_Raw records_
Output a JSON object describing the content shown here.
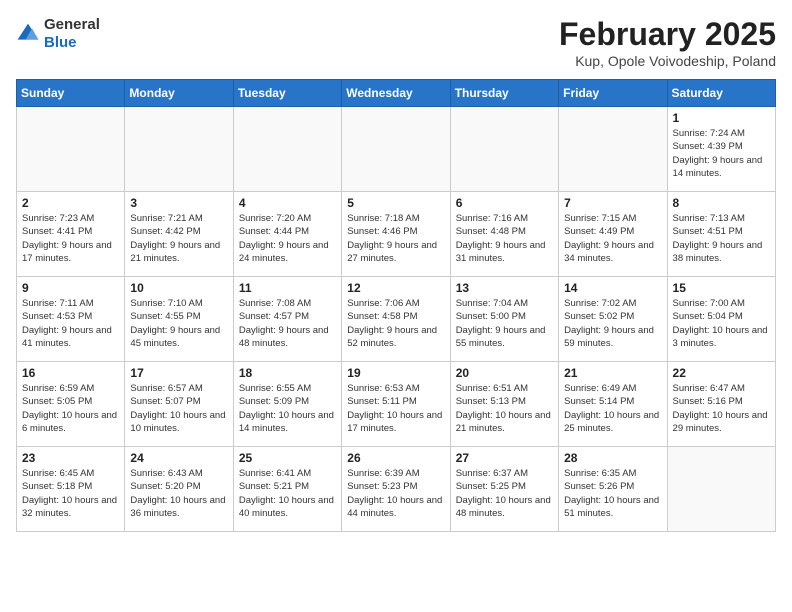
{
  "logo": {
    "text_general": "General",
    "text_blue": "Blue"
  },
  "title": "February 2025",
  "subtitle": "Kup, Opole Voivodeship, Poland",
  "weekdays": [
    "Sunday",
    "Monday",
    "Tuesday",
    "Wednesday",
    "Thursday",
    "Friday",
    "Saturday"
  ],
  "weeks": [
    [
      {
        "day": "",
        "info": ""
      },
      {
        "day": "",
        "info": ""
      },
      {
        "day": "",
        "info": ""
      },
      {
        "day": "",
        "info": ""
      },
      {
        "day": "",
        "info": ""
      },
      {
        "day": "",
        "info": ""
      },
      {
        "day": "1",
        "info": "Sunrise: 7:24 AM\nSunset: 4:39 PM\nDaylight: 9 hours and 14 minutes."
      }
    ],
    [
      {
        "day": "2",
        "info": "Sunrise: 7:23 AM\nSunset: 4:41 PM\nDaylight: 9 hours and 17 minutes."
      },
      {
        "day": "3",
        "info": "Sunrise: 7:21 AM\nSunset: 4:42 PM\nDaylight: 9 hours and 21 minutes."
      },
      {
        "day": "4",
        "info": "Sunrise: 7:20 AM\nSunset: 4:44 PM\nDaylight: 9 hours and 24 minutes."
      },
      {
        "day": "5",
        "info": "Sunrise: 7:18 AM\nSunset: 4:46 PM\nDaylight: 9 hours and 27 minutes."
      },
      {
        "day": "6",
        "info": "Sunrise: 7:16 AM\nSunset: 4:48 PM\nDaylight: 9 hours and 31 minutes."
      },
      {
        "day": "7",
        "info": "Sunrise: 7:15 AM\nSunset: 4:49 PM\nDaylight: 9 hours and 34 minutes."
      },
      {
        "day": "8",
        "info": "Sunrise: 7:13 AM\nSunset: 4:51 PM\nDaylight: 9 hours and 38 minutes."
      }
    ],
    [
      {
        "day": "9",
        "info": "Sunrise: 7:11 AM\nSunset: 4:53 PM\nDaylight: 9 hours and 41 minutes."
      },
      {
        "day": "10",
        "info": "Sunrise: 7:10 AM\nSunset: 4:55 PM\nDaylight: 9 hours and 45 minutes."
      },
      {
        "day": "11",
        "info": "Sunrise: 7:08 AM\nSunset: 4:57 PM\nDaylight: 9 hours and 48 minutes."
      },
      {
        "day": "12",
        "info": "Sunrise: 7:06 AM\nSunset: 4:58 PM\nDaylight: 9 hours and 52 minutes."
      },
      {
        "day": "13",
        "info": "Sunrise: 7:04 AM\nSunset: 5:00 PM\nDaylight: 9 hours and 55 minutes."
      },
      {
        "day": "14",
        "info": "Sunrise: 7:02 AM\nSunset: 5:02 PM\nDaylight: 9 hours and 59 minutes."
      },
      {
        "day": "15",
        "info": "Sunrise: 7:00 AM\nSunset: 5:04 PM\nDaylight: 10 hours and 3 minutes."
      }
    ],
    [
      {
        "day": "16",
        "info": "Sunrise: 6:59 AM\nSunset: 5:05 PM\nDaylight: 10 hours and 6 minutes."
      },
      {
        "day": "17",
        "info": "Sunrise: 6:57 AM\nSunset: 5:07 PM\nDaylight: 10 hours and 10 minutes."
      },
      {
        "day": "18",
        "info": "Sunrise: 6:55 AM\nSunset: 5:09 PM\nDaylight: 10 hours and 14 minutes."
      },
      {
        "day": "19",
        "info": "Sunrise: 6:53 AM\nSunset: 5:11 PM\nDaylight: 10 hours and 17 minutes."
      },
      {
        "day": "20",
        "info": "Sunrise: 6:51 AM\nSunset: 5:13 PM\nDaylight: 10 hours and 21 minutes."
      },
      {
        "day": "21",
        "info": "Sunrise: 6:49 AM\nSunset: 5:14 PM\nDaylight: 10 hours and 25 minutes."
      },
      {
        "day": "22",
        "info": "Sunrise: 6:47 AM\nSunset: 5:16 PM\nDaylight: 10 hours and 29 minutes."
      }
    ],
    [
      {
        "day": "23",
        "info": "Sunrise: 6:45 AM\nSunset: 5:18 PM\nDaylight: 10 hours and 32 minutes."
      },
      {
        "day": "24",
        "info": "Sunrise: 6:43 AM\nSunset: 5:20 PM\nDaylight: 10 hours and 36 minutes."
      },
      {
        "day": "25",
        "info": "Sunrise: 6:41 AM\nSunset: 5:21 PM\nDaylight: 10 hours and 40 minutes."
      },
      {
        "day": "26",
        "info": "Sunrise: 6:39 AM\nSunset: 5:23 PM\nDaylight: 10 hours and 44 minutes."
      },
      {
        "day": "27",
        "info": "Sunrise: 6:37 AM\nSunset: 5:25 PM\nDaylight: 10 hours and 48 minutes."
      },
      {
        "day": "28",
        "info": "Sunrise: 6:35 AM\nSunset: 5:26 PM\nDaylight: 10 hours and 51 minutes."
      },
      {
        "day": "",
        "info": ""
      }
    ]
  ]
}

_What is being asked_
Pictures are not part of the copy; output everything else in the records exactly.

_Solution_
Output a JSON object describing the content shown here.
{
  "logo": {
    "text_general": "General",
    "text_blue": "Blue"
  },
  "title": "February 2025",
  "subtitle": "Kup, Opole Voivodeship, Poland",
  "weekdays": [
    "Sunday",
    "Monday",
    "Tuesday",
    "Wednesday",
    "Thursday",
    "Friday",
    "Saturday"
  ],
  "weeks": [
    [
      {
        "day": "",
        "info": ""
      },
      {
        "day": "",
        "info": ""
      },
      {
        "day": "",
        "info": ""
      },
      {
        "day": "",
        "info": ""
      },
      {
        "day": "",
        "info": ""
      },
      {
        "day": "",
        "info": ""
      },
      {
        "day": "1",
        "info": "Sunrise: 7:24 AM\nSunset: 4:39 PM\nDaylight: 9 hours and 14 minutes."
      }
    ],
    [
      {
        "day": "2",
        "info": "Sunrise: 7:23 AM\nSunset: 4:41 PM\nDaylight: 9 hours and 17 minutes."
      },
      {
        "day": "3",
        "info": "Sunrise: 7:21 AM\nSunset: 4:42 PM\nDaylight: 9 hours and 21 minutes."
      },
      {
        "day": "4",
        "info": "Sunrise: 7:20 AM\nSunset: 4:44 PM\nDaylight: 9 hours and 24 minutes."
      },
      {
        "day": "5",
        "info": "Sunrise: 7:18 AM\nSunset: 4:46 PM\nDaylight: 9 hours and 27 minutes."
      },
      {
        "day": "6",
        "info": "Sunrise: 7:16 AM\nSunset: 4:48 PM\nDaylight: 9 hours and 31 minutes."
      },
      {
        "day": "7",
        "info": "Sunrise: 7:15 AM\nSunset: 4:49 PM\nDaylight: 9 hours and 34 minutes."
      },
      {
        "day": "8",
        "info": "Sunrise: 7:13 AM\nSunset: 4:51 PM\nDaylight: 9 hours and 38 minutes."
      }
    ],
    [
      {
        "day": "9",
        "info": "Sunrise: 7:11 AM\nSunset: 4:53 PM\nDaylight: 9 hours and 41 minutes."
      },
      {
        "day": "10",
        "info": "Sunrise: 7:10 AM\nSunset: 4:55 PM\nDaylight: 9 hours and 45 minutes."
      },
      {
        "day": "11",
        "info": "Sunrise: 7:08 AM\nSunset: 4:57 PM\nDaylight: 9 hours and 48 minutes."
      },
      {
        "day": "12",
        "info": "Sunrise: 7:06 AM\nSunset: 4:58 PM\nDaylight: 9 hours and 52 minutes."
      },
      {
        "day": "13",
        "info": "Sunrise: 7:04 AM\nSunset: 5:00 PM\nDaylight: 9 hours and 55 minutes."
      },
      {
        "day": "14",
        "info": "Sunrise: 7:02 AM\nSunset: 5:02 PM\nDaylight: 9 hours and 59 minutes."
      },
      {
        "day": "15",
        "info": "Sunrise: 7:00 AM\nSunset: 5:04 PM\nDaylight: 10 hours and 3 minutes."
      }
    ],
    [
      {
        "day": "16",
        "info": "Sunrise: 6:59 AM\nSunset: 5:05 PM\nDaylight: 10 hours and 6 minutes."
      },
      {
        "day": "17",
        "info": "Sunrise: 6:57 AM\nSunset: 5:07 PM\nDaylight: 10 hours and 10 minutes."
      },
      {
        "day": "18",
        "info": "Sunrise: 6:55 AM\nSunset: 5:09 PM\nDaylight: 10 hours and 14 minutes."
      },
      {
        "day": "19",
        "info": "Sunrise: 6:53 AM\nSunset: 5:11 PM\nDaylight: 10 hours and 17 minutes."
      },
      {
        "day": "20",
        "info": "Sunrise: 6:51 AM\nSunset: 5:13 PM\nDaylight: 10 hours and 21 minutes."
      },
      {
        "day": "21",
        "info": "Sunrise: 6:49 AM\nSunset: 5:14 PM\nDaylight: 10 hours and 25 minutes."
      },
      {
        "day": "22",
        "info": "Sunrise: 6:47 AM\nSunset: 5:16 PM\nDaylight: 10 hours and 29 minutes."
      }
    ],
    [
      {
        "day": "23",
        "info": "Sunrise: 6:45 AM\nSunset: 5:18 PM\nDaylight: 10 hours and 32 minutes."
      },
      {
        "day": "24",
        "info": "Sunrise: 6:43 AM\nSunset: 5:20 PM\nDaylight: 10 hours and 36 minutes."
      },
      {
        "day": "25",
        "info": "Sunrise: 6:41 AM\nSunset: 5:21 PM\nDaylight: 10 hours and 40 minutes."
      },
      {
        "day": "26",
        "info": "Sunrise: 6:39 AM\nSunset: 5:23 PM\nDaylight: 10 hours and 44 minutes."
      },
      {
        "day": "27",
        "info": "Sunrise: 6:37 AM\nSunset: 5:25 PM\nDaylight: 10 hours and 48 minutes."
      },
      {
        "day": "28",
        "info": "Sunrise: 6:35 AM\nSunset: 5:26 PM\nDaylight: 10 hours and 51 minutes."
      },
      {
        "day": "",
        "info": ""
      }
    ]
  ]
}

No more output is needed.